▸ Stated exercise
In the listing that follows, count the lines holding the word "Manual" and report only that number.

▸ Material supplied
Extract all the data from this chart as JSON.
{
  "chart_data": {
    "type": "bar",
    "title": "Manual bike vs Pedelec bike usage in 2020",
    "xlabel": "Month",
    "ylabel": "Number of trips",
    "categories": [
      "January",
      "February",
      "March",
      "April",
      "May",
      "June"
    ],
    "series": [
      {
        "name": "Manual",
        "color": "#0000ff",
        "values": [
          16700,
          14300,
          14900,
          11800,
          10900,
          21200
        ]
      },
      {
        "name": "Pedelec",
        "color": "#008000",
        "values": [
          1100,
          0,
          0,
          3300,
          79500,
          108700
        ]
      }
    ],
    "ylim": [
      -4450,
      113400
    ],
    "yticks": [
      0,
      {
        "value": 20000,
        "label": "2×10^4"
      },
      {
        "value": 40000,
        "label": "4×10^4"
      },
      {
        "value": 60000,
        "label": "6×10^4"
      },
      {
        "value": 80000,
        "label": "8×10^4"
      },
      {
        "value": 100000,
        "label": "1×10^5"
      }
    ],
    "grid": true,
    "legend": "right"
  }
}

▸ Response to the exercise
2